Recorded data =>

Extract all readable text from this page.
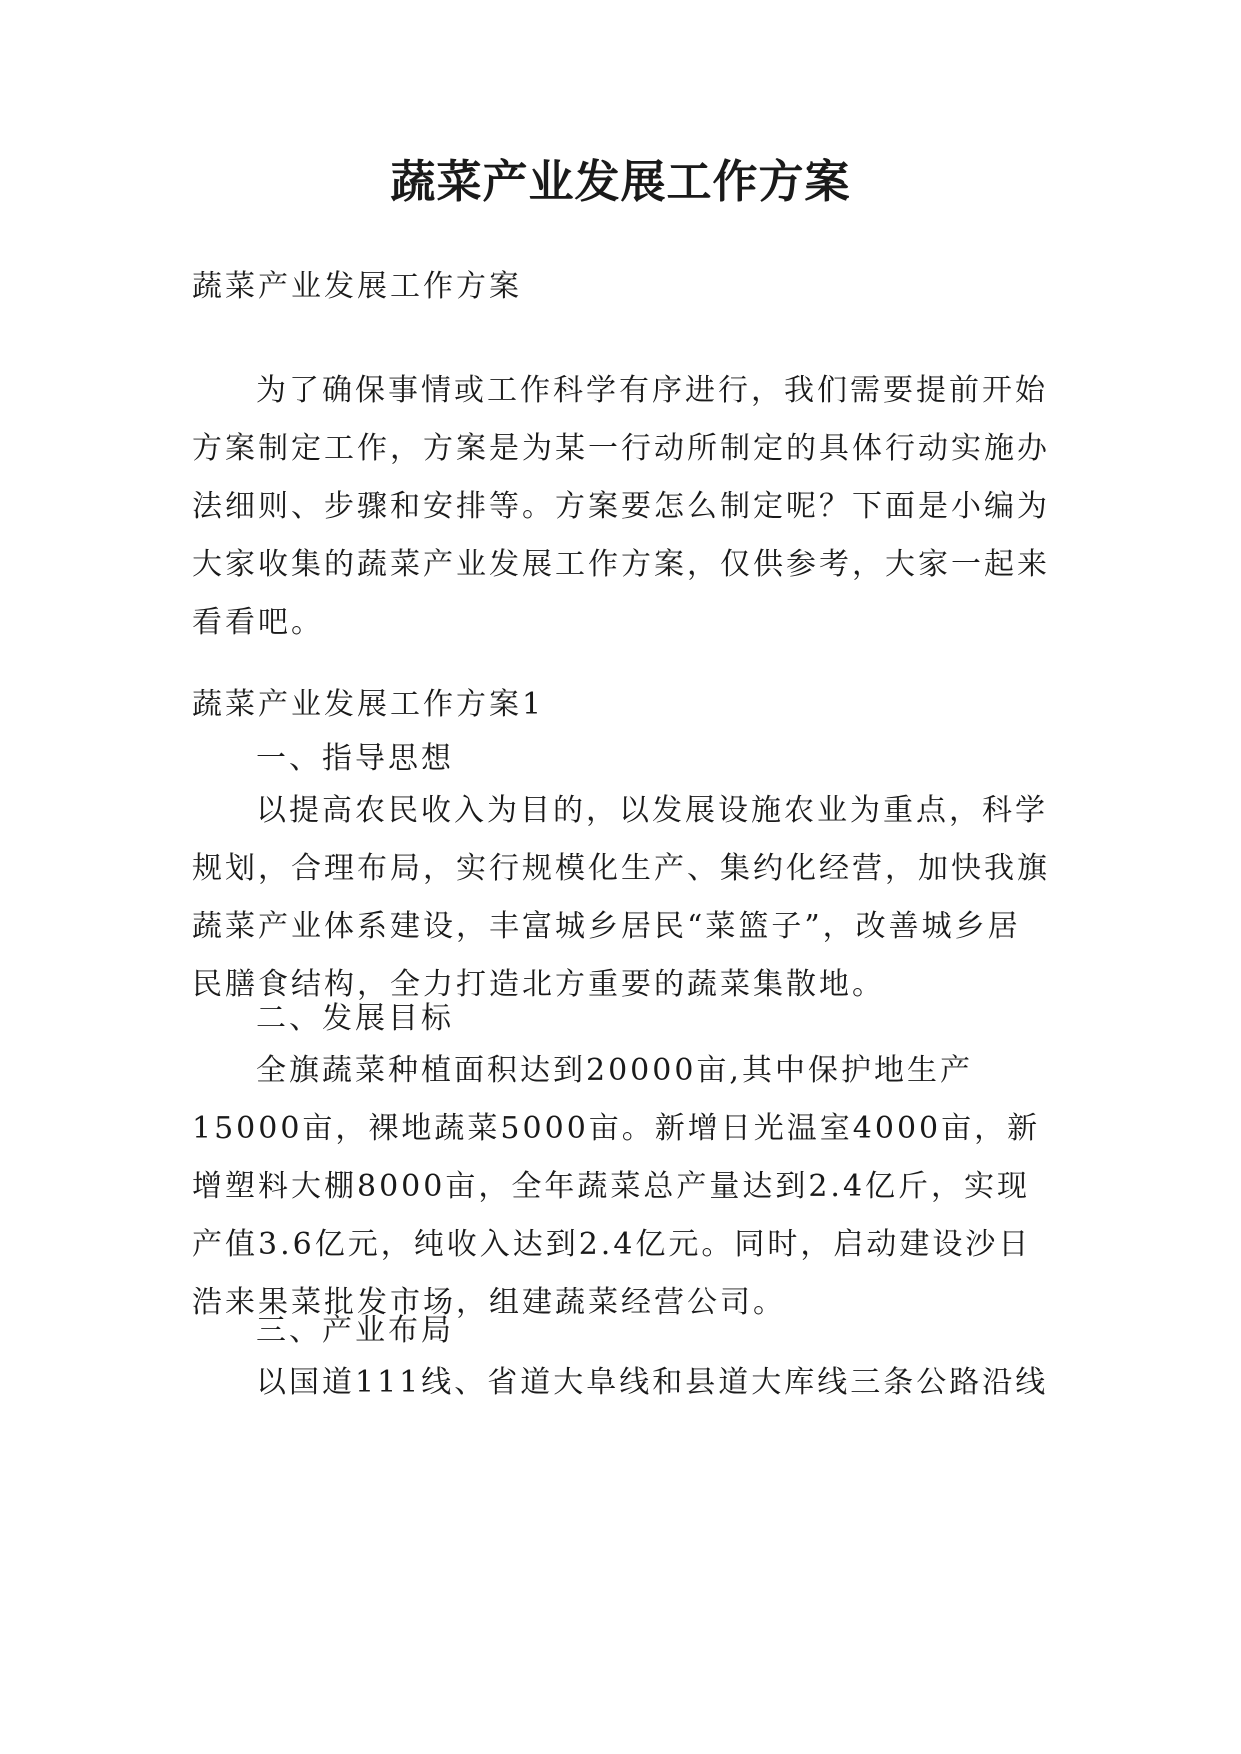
蔬菜产业发展工作方案

蔬菜产业发展工作方案

为了确保事情或工作科学有序进行，我们需要提前开始方案制定工作，方案是为某一行动所制定的具体行动实施办法细则、步骤和安排等。方案要怎么制定呢？下面是小编为大家收集的蔬菜产业发展工作方案，仅供参考，大家一起来看看吧。

蔬菜产业发展工作方案1

一、指导思想

以提高农民收入为目的，以发展设施农业为重点，科学规划，合理布局，实行规模化生产、集约化经营，加快我旗蔬菜产业体系建设，丰富城乡居民“菜篮子”，改善城乡居民膳食结构，全力打造北方重要的蔬菜集散地。

二、发展目标

全旗蔬菜种植面积达到20000亩,其中保护地生产15000亩，裸地蔬菜5000亩。新增日光温室4000亩，新增塑料大棚8000亩，全年蔬菜总产量达到2.4亿斤，实现产值3.6亿元，纯收入达到2.4亿元。同时，启动建设沙日浩来果菜批发市场，组建蔬菜经营公司。

三、产业布局

以国道111线、省道大阜线和县道大库线三条公路沿线
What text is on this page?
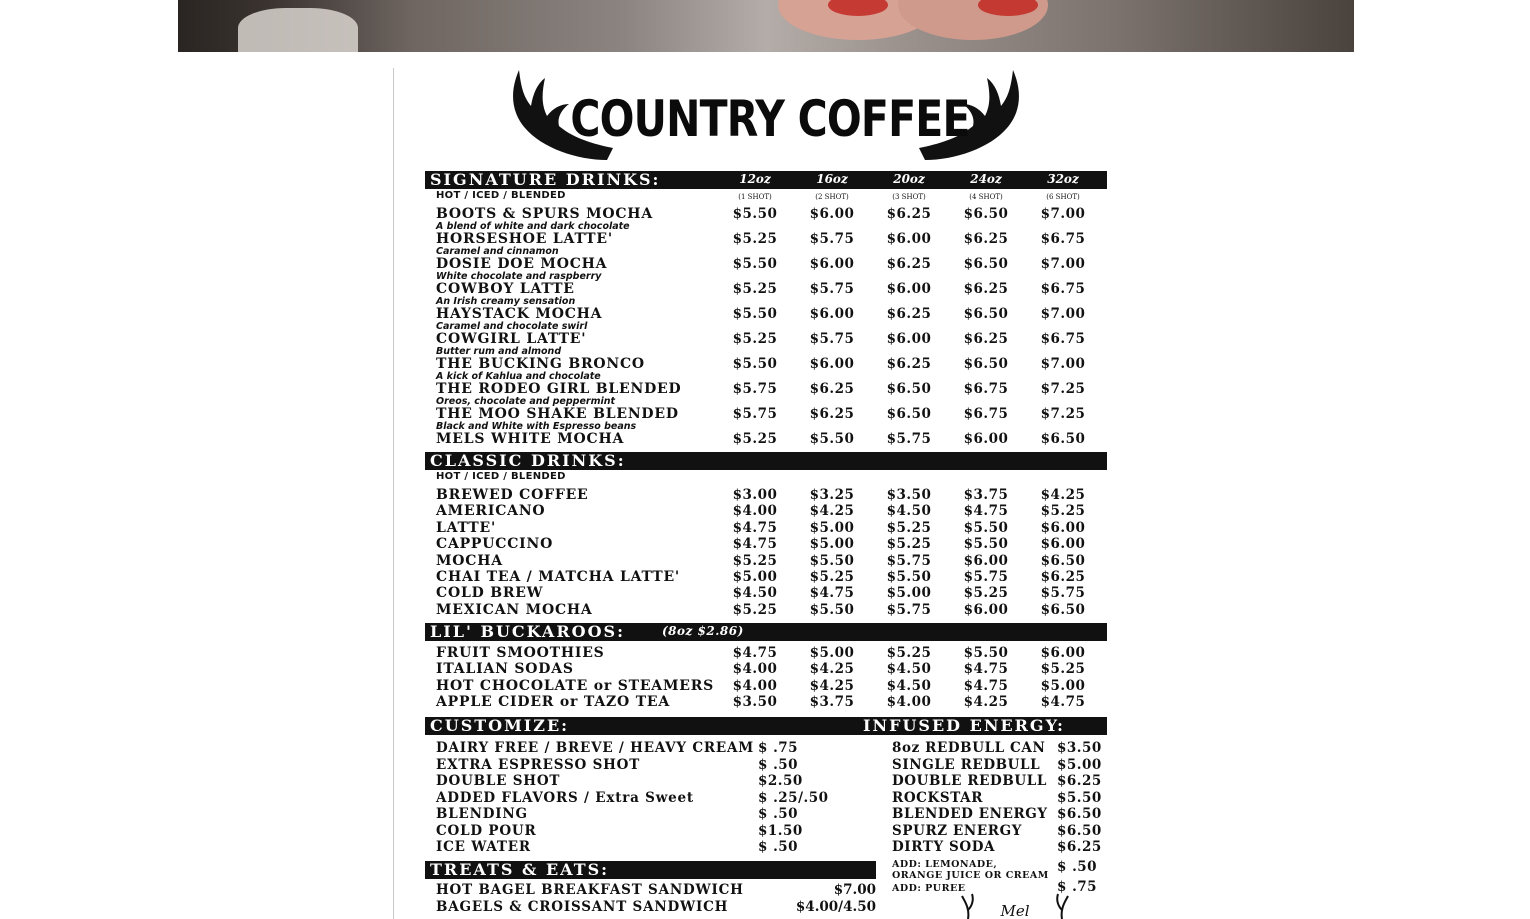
COUNTRY COFFEE
SIGNATURE DRINKS:	12oz	16oz	20oz	24oz	32oz
HOT / ICED / BLENDED	(1 SHOT)	(2 SHOT)	(3 SHOT)	(4 SHOT)	(6 SHOT)
BOOTS & SPURS MOCHA
A blend of white and dark chocolate
$5.50	$6.00	$6.25	$6.50	$7.00
HORSESHOE LATTE'
Caramel and cinnamon
$5.25	$5.75	$6.00	$6.25	$6.75
DOSIE DOE MOCHA
White chocolate and raspberry
$5.50	$6.00	$6.25	$6.50	$7.00
COWBOY LATTE
An Irish creamy sensation
$5.25	$5.75	$6.00	$6.25	$6.75
HAYSTACK MOCHA
Caramel and chocolate swirl
$5.50	$6.00	$6.25	$6.50	$7.00
COWGIRL LATTE'
Butter rum and almond
$5.25	$5.75	$6.00	$6.25	$6.75
THE BUCKING BRONCO
A kick of Kahlua and chocolate
$5.50	$6.00	$6.25	$6.50	$7.00
THE RODEO GIRL BLENDED
Oreos, chocolate and peppermint
$5.75	$6.25	$6.50	$6.75	$7.25
THE MOO SHAKE BLENDED
Black and White with Espresso beans
$5.75	$6.25	$6.50	$6.75	$7.25
MELS WHITE MOCHA	$5.25	$5.50	$5.75	$6.00	$6.50
CLASSIC DRINKS:
HOT / ICED / BLENDED
BREWED COFFEE	$3.00	$3.25	$3.50	$3.75	$4.25
AMERICANO	$4.00	$4.25	$4.50	$4.75	$5.25
LATTE'	$4.75	$5.00	$5.25	$5.50	$6.00
CAPPUCCINO	$4.75	$5.00	$5.25	$5.50	$6.00
MOCHA	$5.25	$5.50	$5.75	$6.00	$6.50
CHAI TEA / MATCHA LATTE'	$5.00	$5.25	$5.50	$5.75	$6.25
COLD BREW	$4.50	$4.75	$5.00	$5.25	$5.75
MEXICAN MOCHA	$5.25	$5.50	$5.75	$6.00	$6.50
LIL' BUCKAROOS:	(8oz $2.86)
FRUIT SMOOTHIES	$4.75	$5.00	$5.25	$5.50	$6.00
ITALIAN SODAS	$4.00	$4.25	$4.50	$4.75	$5.25
HOT CHOCOLATE or STEAMERS	$4.00	$4.25	$4.50	$4.75	$5.00
APPLE CIDER or TAZO TEA	$3.50	$3.75	$4.00	$4.25	$4.75
CUSTOMIZE:	INFUSED ENERGY:
DAIRY FREE / BREVE / HEAVY CREAM $ .75
EXTRA ESPRESSO SHOT	$ .50
DOUBLE SHOT	$2.50
ADDED FLAVORS / Extra Sweet	$ .25/.50
BLENDING	$ .50
COLD POUR	$1.50
ICE WATER	$ .50
8oz REDBULL CAN $3.50
SINGLE REDBULL $5.00
DOUBLE REDBULL $6.25
ROCKSTAR	$5.50
BLENDED ENERGY $6.50
SPURZ ENERGY	$6.50
DIRTY SODA	$6.25
ADD: LEMONADE,
ORANGE JUICE OR CREAM
$ .50
ADD: PUREE	$ .75
TREATS & EATS:
HOT BAGEL BREAKFAST SANDWICH	$7.00
BAGELS & CROISSANT SANDWICH	$4.00/4.50	Mel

THE TASK => Are you able to set down all the lines above exactly, without any pictures?

RESULT =>
Extract all readable text from this page.
蔬菜产业发展工作方案

蔬菜产业发展工作方案

为了确保事情或工作科学有序进行，我们需要提前开始方案制定工作，方案是为某一行动所制定的具体行动实施办法细则、步骤和安排等。方案要怎么制定呢？下面是小编为大家收集的蔬菜产业发展工作方案，仅供参考，大家一起来看看吧。

蔬菜产业发展工作方案1

一、指导思想

以提高农民收入为目的，以发展设施农业为重点，科学规划，合理布局，实行规模化生产、集约化经营，加快我旗蔬菜产业体系建设，丰富城乡居民“菜篮子”，改善城乡居民膳食结构，全力打造北方重要的蔬菜集散地。

二、发展目标

全旗蔬菜种植面积达到20000亩,其中保护地生产15000亩，裸地蔬菜5000亩。新增日光温室4000亩，新增塑料大棚8000亩，全年蔬菜总产量达到2.4亿斤，实现产值3.6亿元，纯收入达到2.4亿元。同时，启动建设沙日浩来果菜批发市场，组建蔬菜经营公司。

三、产业布局

以国道111线、省道大阜线和县道大库线三条公路沿线
What text is on this page?
COUNTRY COFFEE
SIGNATURE DRINKS:	12oz	16oz	20oz	24oz	32oz
HOT / ICED / BLENDED	(1 SHOT)	(2 SHOT)	(3 SHOT)	(4 SHOT)	(6 SHOT)
BOOTS & SPURS MOCHA
A blend of white and dark chocolate
$5.50	$6.00	$6.25	$6.50	$7.00
HORSESHOE LATTE'
Caramel and cinnamon
$5.25	$5.75	$6.00	$6.25	$6.75
DOSIE DOE MOCHA
White chocolate and raspberry
$5.50	$6.00	$6.25	$6.50	$7.00
COWBOY LATTE
An Irish creamy sensation
$5.25	$5.75	$6.00	$6.25	$6.75
HAYSTACK MOCHA
Caramel and chocolate swirl
$5.50	$6.00	$6.25	$6.50	$7.00
COWGIRL LATTE'
Butter rum and almond
$5.25	$5.75	$6.00	$6.25	$6.75
THE BUCKING BRONCO
A kick of Kahlua and chocolate
$5.50	$6.00	$6.25	$6.50	$7.00
THE RODEO GIRL BLENDED
Oreos, chocolate and peppermint
$5.75	$6.25	$6.50	$6.75	$7.25
THE MOO SHAKE BLENDED
Black and White with Espresso beans
$5.75	$6.25	$6.50	$6.75	$7.25
MELS WHITE MOCHA	$5.25	$5.50	$5.75	$6.00	$6.50
CLASSIC DRINKS:
HOT / ICED / BLENDED
BREWED COFFEE	$3.00	$3.25	$3.50	$3.75	$4.25
AMERICANO	$4.00	$4.25	$4.50	$4.75	$5.25
LATTE'	$4.75	$5.00	$5.25	$5.50	$6.00
CAPPUCCINO	$4.75	$5.00	$5.25	$5.50	$6.00
MOCHA	$5.25	$5.50	$5.75	$6.00	$6.50
CHAI TEA / MATCHA LATTE'	$5.00	$5.25	$5.50	$5.75	$6.25
COLD BREW	$4.50	$4.75	$5.00	$5.25	$5.75
MEXICAN MOCHA	$5.25	$5.50	$5.75	$6.00	$6.50
LIL' BUCKAROOS:	(8oz $2.86)
FRUIT SMOOTHIES	$4.75	$5.00	$5.25	$5.50	$6.00
ITALIAN SODAS	$4.00	$4.25	$4.50	$4.75	$5.25
HOT CHOCOLATE or STEAMERS	$4.00	$4.25	$4.50	$4.75	$5.00
APPLE CIDER or TAZO TEA	$3.50	$3.75	$4.00	$4.25	$4.75
CUSTOMIZE:	INFUSED ENERGY:
DAIRY FREE / BREVE / HEAVY CREAM $ .75
EXTRA ESPRESSO SHOT	$ .50
DOUBLE SHOT	$2.50
ADDED FLAVORS / Extra Sweet	$ .25/.50
BLENDING	$ .50
COLD POUR	$1.50
ICE WATER	$ .50
8oz REDBULL CAN $3.50
SINGLE REDBULL $5.00
DOUBLE REDBULL $6.25
ROCKSTAR	$5.50
BLENDED ENERGY $6.50
SPURZ ENERGY	$6.50
DIRTY SODA	$6.25
ADD: LEMONADE,
ORANGE JUICE OR CREAM
$ .50
ADD: PUREE	$ .75
TREATS & EATS:
HOT BAGEL BREAKFAST SANDWICH	$7.00
BAGELS & CROISSANT SANDWICH	$4.00/4.50	Mel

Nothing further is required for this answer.